──────── INPUT FOR THIS TASK ────────
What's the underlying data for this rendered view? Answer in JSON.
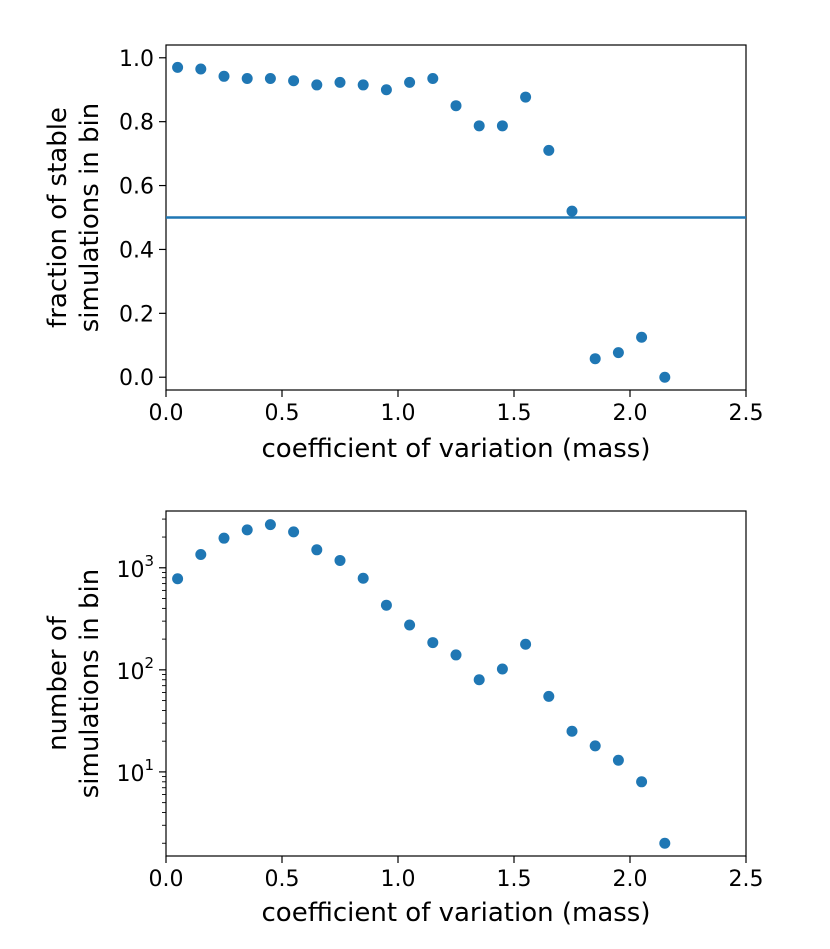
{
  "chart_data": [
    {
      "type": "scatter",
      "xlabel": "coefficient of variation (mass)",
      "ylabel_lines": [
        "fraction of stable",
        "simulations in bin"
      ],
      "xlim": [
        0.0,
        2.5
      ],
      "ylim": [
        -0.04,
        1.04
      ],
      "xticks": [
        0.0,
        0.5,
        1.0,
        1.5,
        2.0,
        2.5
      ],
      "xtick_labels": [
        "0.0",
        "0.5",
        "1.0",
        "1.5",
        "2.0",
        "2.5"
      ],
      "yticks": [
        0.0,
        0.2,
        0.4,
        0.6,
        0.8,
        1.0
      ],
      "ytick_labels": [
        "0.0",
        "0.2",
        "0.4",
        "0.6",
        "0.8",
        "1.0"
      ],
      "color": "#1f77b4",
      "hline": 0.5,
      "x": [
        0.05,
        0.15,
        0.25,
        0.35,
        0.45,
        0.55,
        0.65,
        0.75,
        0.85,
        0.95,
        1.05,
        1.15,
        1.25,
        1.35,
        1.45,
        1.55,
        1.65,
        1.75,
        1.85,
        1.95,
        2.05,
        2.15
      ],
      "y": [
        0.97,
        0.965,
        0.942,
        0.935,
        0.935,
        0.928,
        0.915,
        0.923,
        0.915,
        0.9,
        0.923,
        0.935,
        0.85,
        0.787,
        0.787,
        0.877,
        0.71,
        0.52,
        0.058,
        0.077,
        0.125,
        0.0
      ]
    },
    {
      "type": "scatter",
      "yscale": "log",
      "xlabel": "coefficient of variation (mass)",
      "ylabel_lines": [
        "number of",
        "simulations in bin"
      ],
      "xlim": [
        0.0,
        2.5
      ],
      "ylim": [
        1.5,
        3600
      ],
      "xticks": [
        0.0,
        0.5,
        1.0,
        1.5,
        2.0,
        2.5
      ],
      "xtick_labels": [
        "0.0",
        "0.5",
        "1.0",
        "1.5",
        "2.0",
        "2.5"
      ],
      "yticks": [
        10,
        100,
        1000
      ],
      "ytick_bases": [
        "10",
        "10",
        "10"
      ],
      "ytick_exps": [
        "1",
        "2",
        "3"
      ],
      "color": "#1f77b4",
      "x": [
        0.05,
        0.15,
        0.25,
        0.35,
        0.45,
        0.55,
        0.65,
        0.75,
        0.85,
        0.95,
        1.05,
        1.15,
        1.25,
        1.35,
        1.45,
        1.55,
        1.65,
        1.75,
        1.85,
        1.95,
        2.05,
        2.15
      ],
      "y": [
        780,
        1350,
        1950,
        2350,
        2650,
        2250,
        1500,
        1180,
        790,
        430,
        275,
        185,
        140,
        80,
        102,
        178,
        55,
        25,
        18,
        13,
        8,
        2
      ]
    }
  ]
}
────────
▶ CHALLENGE: Copy out all the entries exactly. Images stay out of the copy.

▶ SOLUTION TO THE PROBLEM:
What's the underlying data for this rendered view? Answer in JSON.
{
  "chart_data": [
    {
      "type": "scatter",
      "xlabel": "coefficient of variation (mass)",
      "ylabel_lines": [
        "fraction of stable",
        "simulations in bin"
      ],
      "xlim": [
        0.0,
        2.5
      ],
      "ylim": [
        -0.04,
        1.04
      ],
      "xticks": [
        0.0,
        0.5,
        1.0,
        1.5,
        2.0,
        2.5
      ],
      "xtick_labels": [
        "0.0",
        "0.5",
        "1.0",
        "1.5",
        "2.0",
        "2.5"
      ],
      "yticks": [
        0.0,
        0.2,
        0.4,
        0.6,
        0.8,
        1.0
      ],
      "ytick_labels": [
        "0.0",
        "0.2",
        "0.4",
        "0.6",
        "0.8",
        "1.0"
      ],
      "color": "#1f77b4",
      "hline": 0.5,
      "x": [
        0.05,
        0.15,
        0.25,
        0.35,
        0.45,
        0.55,
        0.65,
        0.75,
        0.85,
        0.95,
        1.05,
        1.15,
        1.25,
        1.35,
        1.45,
        1.55,
        1.65,
        1.75,
        1.85,
        1.95,
        2.05,
        2.15
      ],
      "y": [
        0.97,
        0.965,
        0.942,
        0.935,
        0.935,
        0.928,
        0.915,
        0.923,
        0.915,
        0.9,
        0.923,
        0.935,
        0.85,
        0.787,
        0.787,
        0.877,
        0.71,
        0.52,
        0.058,
        0.077,
        0.125,
        0.0
      ]
    },
    {
      "type": "scatter",
      "yscale": "log",
      "xlabel": "coefficient of variation (mass)",
      "ylabel_lines": [
        "number of",
        "simulations in bin"
      ],
      "xlim": [
        0.0,
        2.5
      ],
      "ylim": [
        1.5,
        3600
      ],
      "xticks": [
        0.0,
        0.5,
        1.0,
        1.5,
        2.0,
        2.5
      ],
      "xtick_labels": [
        "0.0",
        "0.5",
        "1.0",
        "1.5",
        "2.0",
        "2.5"
      ],
      "yticks": [
        10,
        100,
        1000
      ],
      "ytick_bases": [
        "10",
        "10",
        "10"
      ],
      "ytick_exps": [
        "1",
        "2",
        "3"
      ],
      "color": "#1f77b4",
      "x": [
        0.05,
        0.15,
        0.25,
        0.35,
        0.45,
        0.55,
        0.65,
        0.75,
        0.85,
        0.95,
        1.05,
        1.15,
        1.25,
        1.35,
        1.45,
        1.55,
        1.65,
        1.75,
        1.85,
        1.95,
        2.05,
        2.15
      ],
      "y": [
        780,
        1350,
        1950,
        2350,
        2650,
        2250,
        1500,
        1180,
        790,
        430,
        275,
        185,
        140,
        80,
        102,
        178,
        55,
        25,
        18,
        13,
        8,
        2
      ]
    }
  ]
}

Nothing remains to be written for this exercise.